**Task objective:** Rewrite the records below with every "Ellipse shape" changed to "Oval shape", leaving everything else as it is.

....

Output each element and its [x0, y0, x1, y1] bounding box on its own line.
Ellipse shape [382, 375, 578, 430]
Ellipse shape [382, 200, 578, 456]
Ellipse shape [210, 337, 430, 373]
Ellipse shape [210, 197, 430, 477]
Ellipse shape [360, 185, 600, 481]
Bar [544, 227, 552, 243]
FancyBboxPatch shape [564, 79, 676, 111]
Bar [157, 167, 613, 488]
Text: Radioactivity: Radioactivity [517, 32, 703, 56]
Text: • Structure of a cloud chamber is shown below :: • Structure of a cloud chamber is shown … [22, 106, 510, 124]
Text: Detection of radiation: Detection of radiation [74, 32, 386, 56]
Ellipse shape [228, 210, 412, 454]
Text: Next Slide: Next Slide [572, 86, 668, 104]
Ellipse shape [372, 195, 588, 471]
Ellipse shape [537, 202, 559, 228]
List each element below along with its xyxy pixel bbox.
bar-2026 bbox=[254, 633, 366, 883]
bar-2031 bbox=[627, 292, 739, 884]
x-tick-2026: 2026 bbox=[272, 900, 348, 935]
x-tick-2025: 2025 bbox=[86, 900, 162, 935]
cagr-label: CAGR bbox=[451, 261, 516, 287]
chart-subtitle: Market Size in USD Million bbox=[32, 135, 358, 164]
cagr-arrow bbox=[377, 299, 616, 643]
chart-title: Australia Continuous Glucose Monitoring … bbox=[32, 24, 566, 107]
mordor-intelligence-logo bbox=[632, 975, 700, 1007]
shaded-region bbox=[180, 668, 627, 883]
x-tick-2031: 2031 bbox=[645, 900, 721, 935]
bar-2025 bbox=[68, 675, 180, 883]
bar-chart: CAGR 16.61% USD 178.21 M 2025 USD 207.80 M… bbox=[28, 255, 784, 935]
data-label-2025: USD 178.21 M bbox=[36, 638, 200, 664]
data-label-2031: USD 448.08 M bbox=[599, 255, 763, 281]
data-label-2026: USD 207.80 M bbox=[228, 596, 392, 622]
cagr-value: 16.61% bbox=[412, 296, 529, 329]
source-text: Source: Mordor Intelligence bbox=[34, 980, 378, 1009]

....

**Response to this exercise:**
Output each element and its [x0, y0, x1, y1] bounding box on its own line.
Oval shape [382, 375, 578, 430]
Oval shape [382, 200, 578, 456]
Oval shape [210, 337, 430, 373]
Oval shape [210, 197, 430, 477]
Oval shape [360, 185, 600, 481]
Bar [544, 227, 552, 243]
FancyBboxPatch shape [564, 79, 676, 111]
Bar [157, 167, 613, 488]
Text: Radioactivity: Radioactivity [517, 32, 703, 56]
Text: • Structure of a cloud chamber is shown below :: • Structure of a cloud chamber is shown … [22, 106, 510, 124]
Text: Detection of radiation: Detection of radiation [74, 32, 386, 56]
Oval shape [228, 210, 412, 454]
Text: Next Slide: Next Slide [572, 86, 668, 104]
Oval shape [372, 195, 588, 471]
Oval shape [537, 202, 559, 228]
List each element below along with its xyxy pixel bbox.
bar-2026 bbox=[254, 633, 366, 883]
bar-2031 bbox=[627, 292, 739, 884]
x-tick-2026: 2026 bbox=[272, 900, 348, 935]
x-tick-2025: 2025 bbox=[86, 900, 162, 935]
cagr-label: CAGR bbox=[451, 261, 516, 287]
chart-subtitle: Market Size in USD Million bbox=[32, 135, 358, 164]
cagr-arrow bbox=[377, 299, 616, 643]
chart-title: Australia Continuous Glucose Monitoring … bbox=[32, 24, 566, 107]
mordor-intelligence-logo bbox=[632, 975, 700, 1007]
shaded-region bbox=[180, 668, 627, 883]
x-tick-2031: 2031 bbox=[645, 900, 721, 935]
bar-2025 bbox=[68, 675, 180, 883]
bar-chart: CAGR 16.61% USD 178.21 M 2025 USD 207.80 M… bbox=[28, 255, 784, 935]
data-label-2025: USD 178.21 M bbox=[36, 638, 200, 664]
data-label-2031: USD 448.08 M bbox=[599, 255, 763, 281]
data-label-2026: USD 207.80 M bbox=[228, 596, 392, 622]
cagr-value: 16.61% bbox=[412, 296, 529, 329]
source-text: Source: Mordor Intelligence bbox=[34, 980, 378, 1009]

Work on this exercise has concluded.